**Data section:**
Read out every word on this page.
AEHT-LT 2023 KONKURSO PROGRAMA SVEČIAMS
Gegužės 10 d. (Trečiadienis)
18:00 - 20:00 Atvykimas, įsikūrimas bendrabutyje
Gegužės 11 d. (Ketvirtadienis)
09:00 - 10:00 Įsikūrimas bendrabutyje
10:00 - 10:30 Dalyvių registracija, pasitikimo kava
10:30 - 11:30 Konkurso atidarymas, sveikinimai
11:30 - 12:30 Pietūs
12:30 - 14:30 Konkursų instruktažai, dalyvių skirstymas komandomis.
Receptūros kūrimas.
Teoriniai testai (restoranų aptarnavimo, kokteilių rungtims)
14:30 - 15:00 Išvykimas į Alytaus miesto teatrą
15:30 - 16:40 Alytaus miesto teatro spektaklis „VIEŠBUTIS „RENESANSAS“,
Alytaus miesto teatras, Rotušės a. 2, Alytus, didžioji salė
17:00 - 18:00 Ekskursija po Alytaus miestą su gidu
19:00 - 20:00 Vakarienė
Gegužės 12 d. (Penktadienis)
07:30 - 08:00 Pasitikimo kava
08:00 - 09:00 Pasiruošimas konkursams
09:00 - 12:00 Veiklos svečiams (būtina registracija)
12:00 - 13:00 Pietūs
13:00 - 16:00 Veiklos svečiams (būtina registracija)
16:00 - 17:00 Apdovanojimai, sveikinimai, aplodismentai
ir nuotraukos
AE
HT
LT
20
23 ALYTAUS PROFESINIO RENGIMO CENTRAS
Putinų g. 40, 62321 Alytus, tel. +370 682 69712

* * *

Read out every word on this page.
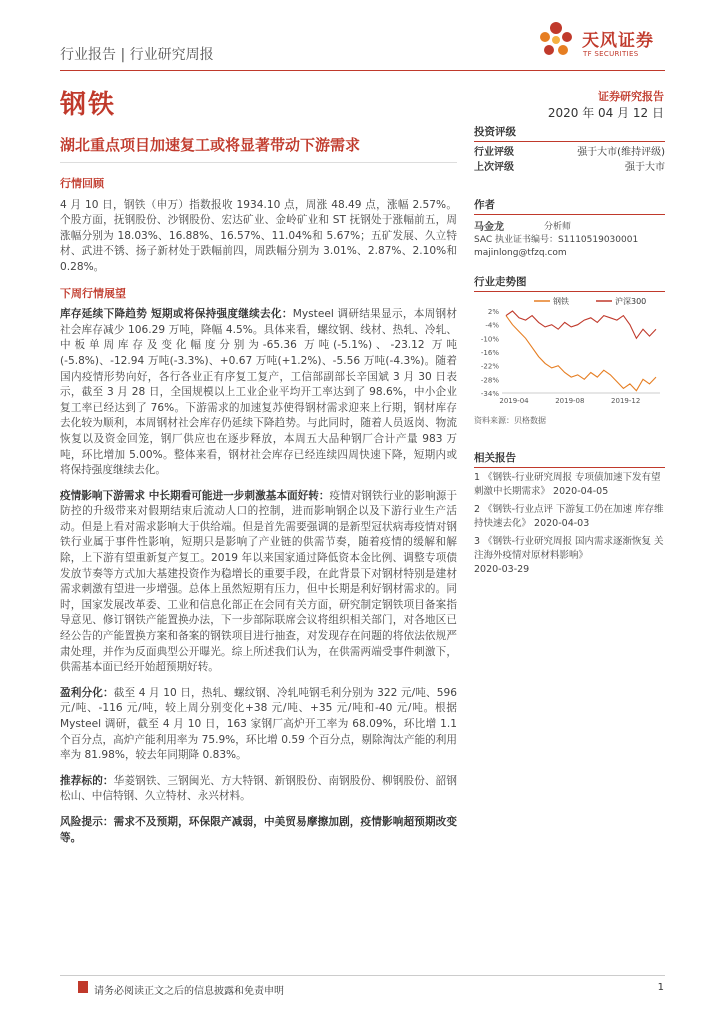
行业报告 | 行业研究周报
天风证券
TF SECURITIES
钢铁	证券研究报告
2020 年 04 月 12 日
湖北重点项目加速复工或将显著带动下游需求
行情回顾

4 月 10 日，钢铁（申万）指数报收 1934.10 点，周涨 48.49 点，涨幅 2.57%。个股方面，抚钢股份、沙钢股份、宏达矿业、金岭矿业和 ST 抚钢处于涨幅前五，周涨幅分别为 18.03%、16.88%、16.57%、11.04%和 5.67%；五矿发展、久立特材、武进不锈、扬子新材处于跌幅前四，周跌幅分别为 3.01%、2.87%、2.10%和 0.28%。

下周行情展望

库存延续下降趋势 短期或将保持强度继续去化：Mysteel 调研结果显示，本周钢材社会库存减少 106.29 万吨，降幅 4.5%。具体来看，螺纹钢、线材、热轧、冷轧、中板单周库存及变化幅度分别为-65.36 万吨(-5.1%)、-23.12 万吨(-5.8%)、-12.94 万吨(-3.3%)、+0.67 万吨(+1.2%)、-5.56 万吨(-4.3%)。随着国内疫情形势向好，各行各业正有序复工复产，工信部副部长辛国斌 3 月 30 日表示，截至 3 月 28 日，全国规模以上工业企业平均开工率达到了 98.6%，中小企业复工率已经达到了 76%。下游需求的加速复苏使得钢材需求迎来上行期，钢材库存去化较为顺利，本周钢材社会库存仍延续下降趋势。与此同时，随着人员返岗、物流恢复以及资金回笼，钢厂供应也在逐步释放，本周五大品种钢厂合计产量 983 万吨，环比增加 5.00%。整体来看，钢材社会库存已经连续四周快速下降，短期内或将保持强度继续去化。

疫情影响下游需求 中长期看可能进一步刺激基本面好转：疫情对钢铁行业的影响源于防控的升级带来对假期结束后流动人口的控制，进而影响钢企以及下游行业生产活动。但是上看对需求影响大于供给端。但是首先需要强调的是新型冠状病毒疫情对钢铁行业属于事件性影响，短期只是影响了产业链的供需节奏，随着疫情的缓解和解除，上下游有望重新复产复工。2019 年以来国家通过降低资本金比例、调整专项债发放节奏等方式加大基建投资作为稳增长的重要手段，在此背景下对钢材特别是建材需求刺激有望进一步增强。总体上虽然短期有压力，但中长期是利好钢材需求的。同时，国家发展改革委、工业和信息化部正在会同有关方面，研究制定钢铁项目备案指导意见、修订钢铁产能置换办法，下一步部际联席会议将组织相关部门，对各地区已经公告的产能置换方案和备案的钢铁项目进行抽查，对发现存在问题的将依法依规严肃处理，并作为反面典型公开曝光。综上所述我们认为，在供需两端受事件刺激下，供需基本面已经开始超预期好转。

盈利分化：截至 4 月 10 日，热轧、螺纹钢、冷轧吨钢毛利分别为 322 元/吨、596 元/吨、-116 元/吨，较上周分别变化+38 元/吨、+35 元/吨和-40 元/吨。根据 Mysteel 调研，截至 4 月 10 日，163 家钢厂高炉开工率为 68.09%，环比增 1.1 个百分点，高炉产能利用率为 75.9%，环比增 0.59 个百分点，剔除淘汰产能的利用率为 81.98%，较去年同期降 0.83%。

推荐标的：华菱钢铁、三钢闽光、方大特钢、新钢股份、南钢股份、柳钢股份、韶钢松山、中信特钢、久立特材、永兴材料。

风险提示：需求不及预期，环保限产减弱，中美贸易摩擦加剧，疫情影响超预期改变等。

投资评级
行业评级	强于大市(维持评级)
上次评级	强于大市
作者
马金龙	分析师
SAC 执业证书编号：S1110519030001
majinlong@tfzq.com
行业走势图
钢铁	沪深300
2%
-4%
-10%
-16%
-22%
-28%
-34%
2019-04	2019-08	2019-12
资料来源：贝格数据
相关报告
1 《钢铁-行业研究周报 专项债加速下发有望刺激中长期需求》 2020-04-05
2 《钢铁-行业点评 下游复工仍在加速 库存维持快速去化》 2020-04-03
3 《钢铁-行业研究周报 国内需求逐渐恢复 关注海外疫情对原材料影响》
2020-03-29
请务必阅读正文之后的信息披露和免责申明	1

--

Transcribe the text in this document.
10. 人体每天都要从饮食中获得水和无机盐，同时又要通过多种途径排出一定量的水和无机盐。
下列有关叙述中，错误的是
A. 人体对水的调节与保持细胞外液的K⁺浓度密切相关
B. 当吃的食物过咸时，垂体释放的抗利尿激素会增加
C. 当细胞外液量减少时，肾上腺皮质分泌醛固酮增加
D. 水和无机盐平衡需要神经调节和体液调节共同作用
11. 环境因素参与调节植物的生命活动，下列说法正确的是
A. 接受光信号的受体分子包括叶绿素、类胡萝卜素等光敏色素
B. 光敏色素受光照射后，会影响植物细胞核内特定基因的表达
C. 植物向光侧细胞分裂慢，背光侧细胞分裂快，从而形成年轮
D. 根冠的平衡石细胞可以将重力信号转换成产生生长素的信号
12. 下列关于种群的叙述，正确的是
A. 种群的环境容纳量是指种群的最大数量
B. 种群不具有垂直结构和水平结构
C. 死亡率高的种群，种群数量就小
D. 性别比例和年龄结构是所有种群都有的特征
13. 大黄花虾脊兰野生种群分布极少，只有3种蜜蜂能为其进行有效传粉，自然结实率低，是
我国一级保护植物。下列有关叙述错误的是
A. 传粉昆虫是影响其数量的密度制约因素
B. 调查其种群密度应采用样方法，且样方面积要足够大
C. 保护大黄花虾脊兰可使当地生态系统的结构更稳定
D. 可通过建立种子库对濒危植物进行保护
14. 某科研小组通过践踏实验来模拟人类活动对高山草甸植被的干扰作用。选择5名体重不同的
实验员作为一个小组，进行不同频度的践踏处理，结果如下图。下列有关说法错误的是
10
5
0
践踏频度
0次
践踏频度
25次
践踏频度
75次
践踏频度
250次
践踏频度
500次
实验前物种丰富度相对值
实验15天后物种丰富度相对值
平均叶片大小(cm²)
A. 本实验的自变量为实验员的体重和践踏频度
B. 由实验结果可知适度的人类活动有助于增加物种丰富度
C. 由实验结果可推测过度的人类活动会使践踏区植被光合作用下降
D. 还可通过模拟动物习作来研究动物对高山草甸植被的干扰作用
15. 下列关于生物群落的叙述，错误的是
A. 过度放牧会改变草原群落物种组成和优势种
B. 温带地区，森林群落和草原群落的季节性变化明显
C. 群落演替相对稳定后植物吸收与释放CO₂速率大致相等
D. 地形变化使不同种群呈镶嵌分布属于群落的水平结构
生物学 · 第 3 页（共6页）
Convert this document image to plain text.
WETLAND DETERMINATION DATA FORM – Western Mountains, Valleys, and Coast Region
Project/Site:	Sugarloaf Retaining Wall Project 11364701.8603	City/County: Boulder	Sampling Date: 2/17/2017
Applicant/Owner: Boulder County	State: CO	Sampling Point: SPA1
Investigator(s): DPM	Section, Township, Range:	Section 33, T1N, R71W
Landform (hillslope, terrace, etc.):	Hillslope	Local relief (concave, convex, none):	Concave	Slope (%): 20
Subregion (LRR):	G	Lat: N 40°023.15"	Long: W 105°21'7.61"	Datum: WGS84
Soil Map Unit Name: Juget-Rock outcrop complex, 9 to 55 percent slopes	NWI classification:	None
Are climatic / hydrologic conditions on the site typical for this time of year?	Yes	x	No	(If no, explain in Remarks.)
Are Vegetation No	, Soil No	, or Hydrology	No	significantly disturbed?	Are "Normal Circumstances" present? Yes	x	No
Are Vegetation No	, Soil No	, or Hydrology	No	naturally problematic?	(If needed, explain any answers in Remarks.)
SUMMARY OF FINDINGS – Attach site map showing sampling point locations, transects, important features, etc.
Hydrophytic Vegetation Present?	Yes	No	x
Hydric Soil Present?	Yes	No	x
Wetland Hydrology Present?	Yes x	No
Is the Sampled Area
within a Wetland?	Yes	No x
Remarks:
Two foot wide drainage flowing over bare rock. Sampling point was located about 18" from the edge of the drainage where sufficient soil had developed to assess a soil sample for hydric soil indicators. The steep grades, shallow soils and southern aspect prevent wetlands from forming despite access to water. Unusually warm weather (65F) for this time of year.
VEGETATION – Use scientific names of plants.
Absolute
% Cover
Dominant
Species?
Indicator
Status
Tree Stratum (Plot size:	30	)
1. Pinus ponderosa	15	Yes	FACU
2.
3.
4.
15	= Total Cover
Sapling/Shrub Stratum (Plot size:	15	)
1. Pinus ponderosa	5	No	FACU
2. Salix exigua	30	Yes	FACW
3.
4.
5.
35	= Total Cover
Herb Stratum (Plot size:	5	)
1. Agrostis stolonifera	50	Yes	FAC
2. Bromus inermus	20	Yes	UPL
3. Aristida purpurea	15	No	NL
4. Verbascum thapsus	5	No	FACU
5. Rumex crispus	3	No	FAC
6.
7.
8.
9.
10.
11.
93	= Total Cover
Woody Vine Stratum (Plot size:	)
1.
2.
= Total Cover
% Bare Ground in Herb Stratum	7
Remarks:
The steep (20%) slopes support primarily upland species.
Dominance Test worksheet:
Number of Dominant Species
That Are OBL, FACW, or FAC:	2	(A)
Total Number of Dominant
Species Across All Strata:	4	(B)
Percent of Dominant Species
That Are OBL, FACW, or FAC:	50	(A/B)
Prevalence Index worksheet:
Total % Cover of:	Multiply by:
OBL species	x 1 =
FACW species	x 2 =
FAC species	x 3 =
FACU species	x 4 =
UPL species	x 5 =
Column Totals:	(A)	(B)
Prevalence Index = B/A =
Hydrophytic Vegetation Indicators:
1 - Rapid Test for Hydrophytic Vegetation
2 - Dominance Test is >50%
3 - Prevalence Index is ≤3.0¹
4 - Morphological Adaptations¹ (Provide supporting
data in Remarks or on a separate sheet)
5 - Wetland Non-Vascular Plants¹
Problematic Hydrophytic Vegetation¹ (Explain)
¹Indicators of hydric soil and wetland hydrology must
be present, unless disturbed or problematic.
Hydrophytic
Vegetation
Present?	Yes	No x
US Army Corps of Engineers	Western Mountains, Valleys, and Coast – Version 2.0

**Exercise brief:** Tally up the lines holding the string "Boulder" in this listing, and report the total alone.

**Task solution:** 2